DATA IN THIS EXERCISE:
______________________________

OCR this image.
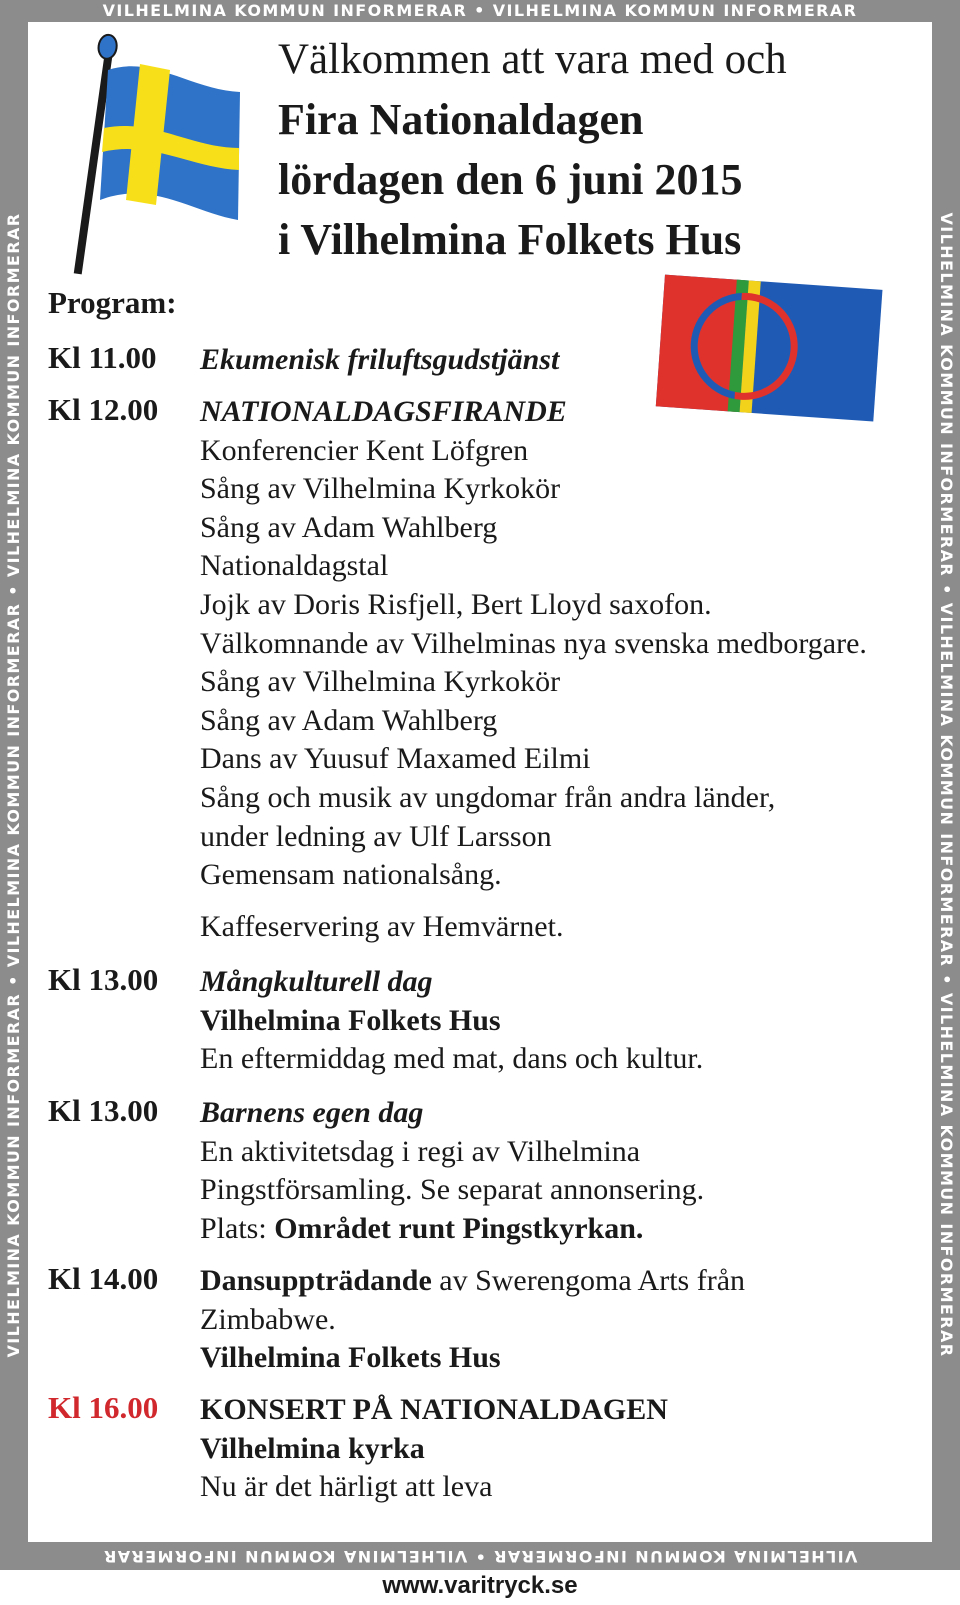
VILHELMINA KOMMUN INFORMERAR • VILHELMINA KOMMUN INFORMERAR
VILHELMINA KOMMUN INFORMERAR • VILHELMINA KOMMUN INFORMERAR
VILHELMINA KOMMUN INFORMERAR • VILHELMINA KOMMUN INFORMERAR • VILHELMINA KOMMUN INFORMERAR	VILHELMINA KOMMUN INFORMERAR • VILHELMINA KOMMUN INFORMERAR • VILHELMINA KOMMUN INFORMERAR
www.varitryck.se
Välkommen att vara med och
Fira Nationaldagen
lördagen den 6 juni 2015
i Vilhelmina Folkets Hus
Program:
Kl 11.00 Ekumenisk friluftsgudstjänst
Kl 12.00 NATIONALDAGSFIRANDE
Konferencier Kent Löfgren
Sång av Vilhelmina Kyrkokör
Sång av Adam Wahlberg
Nationaldagstal
Jojk av Doris Risfjell, Bert Lloyd saxofon.
Välkomnande av Vilhelminas nya svenska medborgare.
Sång av Vilhelmina Kyrkokör
Sång av Adam Wahlberg
Dans av Yuusuf Maxamed Eilmi
Sång och musik av ungdomar från andra länder,
under ledning av Ulf Larsson
Gemensam nationalsång.
Kaffeservering av Hemvärnet.
Kl 13.00 Mångkulturell dag
Vilhelmina Folkets Hus
En eftermiddag med mat, dans och kultur.
Kl 13.00 Barnens egen dag
En aktivitetsdag i regi av Vilhelmina
Pingstförsamling. Se separat annonsering.
Plats: Området runt Pingstkyrkan.
Kl 14.00 Dansuppträdande av Swerengoma Arts från
Zimbabwe.
Vilhelmina Folkets Hus
Kl 16.00 KONSERT PÅ NATIONALDAGEN
Vilhelmina kyrka
Nu är det härligt att leva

______________________________

WRITTEN TASK:
Every entry must be written out exactly, with all pictures left out.

RESULT:
OCR this image.
VILHELMINA KOMMUN INFORMERAR • VILHELMINA KOMMUN INFORMERAR
VILHELMINA KOMMUN INFORMERAR • VILHELMINA KOMMUN INFORMERAR
VILHELMINA KOMMUN INFORMERAR • VILHELMINA KOMMUN INFORMERAR • VILHELMINA KOMMUN INFORMERAR	VILHELMINA KOMMUN INFORMERAR • VILHELMINA KOMMUN INFORMERAR • VILHELMINA KOMMUN INFORMERAR
www.varitryck.se
Välkommen att vara med och
Fira Nationaldagen
lördagen den 6 juni 2015
i Vilhelmina Folkets Hus
Program:
Kl 11.00 Ekumenisk friluftsgudstjänst
Kl 12.00 NATIONALDAGSFIRANDE
Konferencier Kent Löfgren
Sång av Vilhelmina Kyrkokör
Sång av Adam Wahlberg
Nationaldagstal
Jojk av Doris Risfjell, Bert Lloyd saxofon.
Välkomnande av Vilhelminas nya svenska medborgare.
Sång av Vilhelmina Kyrkokör
Sång av Adam Wahlberg
Dans av Yuusuf Maxamed Eilmi
Sång och musik av ungdomar från andra länder,
under ledning av Ulf Larsson
Gemensam nationalsång.
Kaffeservering av Hemvärnet.
Kl 13.00 Mångkulturell dag
Vilhelmina Folkets Hus
En eftermiddag med mat, dans och kultur.
Kl 13.00 Barnens egen dag
En aktivitetsdag i regi av Vilhelmina
Pingstförsamling. Se separat annonsering.
Plats: Området runt Pingstkyrkan.
Kl 14.00 Dansuppträdande av Swerengoma Arts från
Zimbabwe.
Vilhelmina Folkets Hus
Kl 16.00 KONSERT PÅ NATIONALDAGEN
Vilhelmina kyrka
Nu är det härligt att leva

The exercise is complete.